Would it be possible to quote, exactly and in full, the lines from the one with "OCR this image." through the end of the entries below?

BEGIN Given information

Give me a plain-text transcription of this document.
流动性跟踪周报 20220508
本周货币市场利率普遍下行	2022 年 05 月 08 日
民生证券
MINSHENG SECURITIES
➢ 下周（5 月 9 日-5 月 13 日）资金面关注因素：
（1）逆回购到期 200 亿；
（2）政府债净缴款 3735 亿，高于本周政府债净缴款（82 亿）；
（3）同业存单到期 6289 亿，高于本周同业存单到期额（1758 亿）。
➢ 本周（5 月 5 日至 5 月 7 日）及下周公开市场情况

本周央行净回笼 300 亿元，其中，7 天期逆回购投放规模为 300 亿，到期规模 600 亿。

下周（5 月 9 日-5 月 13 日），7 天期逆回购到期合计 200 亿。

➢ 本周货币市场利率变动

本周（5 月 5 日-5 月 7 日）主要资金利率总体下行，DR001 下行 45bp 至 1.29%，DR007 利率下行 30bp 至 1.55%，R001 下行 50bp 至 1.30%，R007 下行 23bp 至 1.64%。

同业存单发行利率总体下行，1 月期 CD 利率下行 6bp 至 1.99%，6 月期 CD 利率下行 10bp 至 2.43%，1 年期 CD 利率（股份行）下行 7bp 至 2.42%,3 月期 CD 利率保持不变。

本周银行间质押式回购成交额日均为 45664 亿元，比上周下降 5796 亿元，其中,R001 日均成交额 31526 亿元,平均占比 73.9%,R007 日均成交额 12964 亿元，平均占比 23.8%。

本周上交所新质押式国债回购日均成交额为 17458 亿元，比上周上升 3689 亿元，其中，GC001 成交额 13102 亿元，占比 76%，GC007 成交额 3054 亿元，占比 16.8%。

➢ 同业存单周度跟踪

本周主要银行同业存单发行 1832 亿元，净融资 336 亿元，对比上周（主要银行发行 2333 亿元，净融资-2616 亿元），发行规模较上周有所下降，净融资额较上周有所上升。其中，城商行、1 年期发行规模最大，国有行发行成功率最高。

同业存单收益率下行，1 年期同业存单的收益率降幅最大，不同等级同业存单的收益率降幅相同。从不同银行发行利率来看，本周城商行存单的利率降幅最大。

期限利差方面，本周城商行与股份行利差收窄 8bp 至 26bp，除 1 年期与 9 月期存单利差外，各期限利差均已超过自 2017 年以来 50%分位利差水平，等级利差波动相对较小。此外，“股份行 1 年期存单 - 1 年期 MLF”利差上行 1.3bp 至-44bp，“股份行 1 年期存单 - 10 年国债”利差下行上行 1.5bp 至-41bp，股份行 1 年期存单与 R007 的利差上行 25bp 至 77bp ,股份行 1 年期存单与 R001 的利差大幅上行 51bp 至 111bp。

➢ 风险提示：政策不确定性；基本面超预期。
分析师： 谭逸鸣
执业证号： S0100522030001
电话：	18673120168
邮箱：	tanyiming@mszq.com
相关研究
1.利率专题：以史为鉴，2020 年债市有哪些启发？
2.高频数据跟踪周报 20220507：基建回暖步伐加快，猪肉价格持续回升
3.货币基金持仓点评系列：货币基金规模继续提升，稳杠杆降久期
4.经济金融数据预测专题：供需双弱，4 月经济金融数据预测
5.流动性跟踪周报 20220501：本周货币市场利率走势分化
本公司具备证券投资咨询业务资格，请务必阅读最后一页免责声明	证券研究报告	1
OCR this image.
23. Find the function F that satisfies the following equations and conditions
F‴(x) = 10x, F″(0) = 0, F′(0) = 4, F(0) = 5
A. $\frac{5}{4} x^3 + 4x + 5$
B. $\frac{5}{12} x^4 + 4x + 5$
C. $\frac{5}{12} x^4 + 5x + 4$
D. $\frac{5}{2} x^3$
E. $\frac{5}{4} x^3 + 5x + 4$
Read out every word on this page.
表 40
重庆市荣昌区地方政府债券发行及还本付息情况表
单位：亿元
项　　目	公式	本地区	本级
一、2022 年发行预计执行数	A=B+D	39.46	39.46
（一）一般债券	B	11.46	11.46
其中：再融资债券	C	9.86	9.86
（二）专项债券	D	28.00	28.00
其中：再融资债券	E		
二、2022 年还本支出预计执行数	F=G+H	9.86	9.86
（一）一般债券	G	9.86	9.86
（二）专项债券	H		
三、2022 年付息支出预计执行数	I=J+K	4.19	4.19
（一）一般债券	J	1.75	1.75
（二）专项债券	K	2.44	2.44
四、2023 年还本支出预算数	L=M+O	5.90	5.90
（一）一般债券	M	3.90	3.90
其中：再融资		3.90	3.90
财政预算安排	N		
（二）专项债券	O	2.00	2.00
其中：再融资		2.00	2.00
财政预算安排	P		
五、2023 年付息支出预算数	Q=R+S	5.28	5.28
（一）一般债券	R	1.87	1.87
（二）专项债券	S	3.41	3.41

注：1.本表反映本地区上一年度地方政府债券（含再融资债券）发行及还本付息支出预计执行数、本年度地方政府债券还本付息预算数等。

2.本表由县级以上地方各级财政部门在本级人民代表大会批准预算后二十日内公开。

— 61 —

END Given information

• Written response:
OCR this image.
23. Find the function F that satisfies the following equations and conditions
F‴(x) = 10x, F″(0) = 0, F′(0) = 4, F(0) = 5
A. $\frac{5}{4} x^3 + 4x + 5$
B. $\frac{5}{12} x^4 + 4x + 5$
C. $\frac{5}{12} x^4 + 5x + 4$
D. $\frac{5}{2} x^3$
E. $\frac{5}{4} x^3 + 5x + 4$
Read out every word on this page.
表 40
重庆市荣昌区地方政府债券发行及还本付息情况表
单位：亿元
项　　目	公式	本地区	本级
一、2022 年发行预计执行数	A=B+D	39.46	39.46
（一）一般债券	B	11.46	11.46
其中：再融资债券	C	9.86	9.86
（二）专项债券	D	28.00	28.00
其中：再融资债券	E		
二、2022 年还本支出预计执行数	F=G+H	9.86	9.86
（一）一般债券	G	9.86	9.86
（二）专项债券	H		
三、2022 年付息支出预计执行数	I=J+K	4.19	4.19
（一）一般债券	J	1.75	1.75
（二）专项债券	K	2.44	2.44
四、2023 年还本支出预算数	L=M+O	5.90	5.90
（一）一般债券	M	3.90	3.90
其中：再融资		3.90	3.90
财政预算安排	N		
（二）专项债券	O	2.00	2.00
其中：再融资		2.00	2.00
财政预算安排	P		
五、2023 年付息支出预算数	Q=R+S	5.28	5.28
（一）一般债券	R	1.87	1.87
（二）专项债券	S	3.41	3.41

注：1.本表反映本地区上一年度地方政府债券（含再融资债券）发行及还本付息支出预计执行数、本年度地方政府债券还本付息预算数等。

2.本表由县级以上地方各级财政部门在本级人民代表大会批准预算后二十日内公开。

— 61 —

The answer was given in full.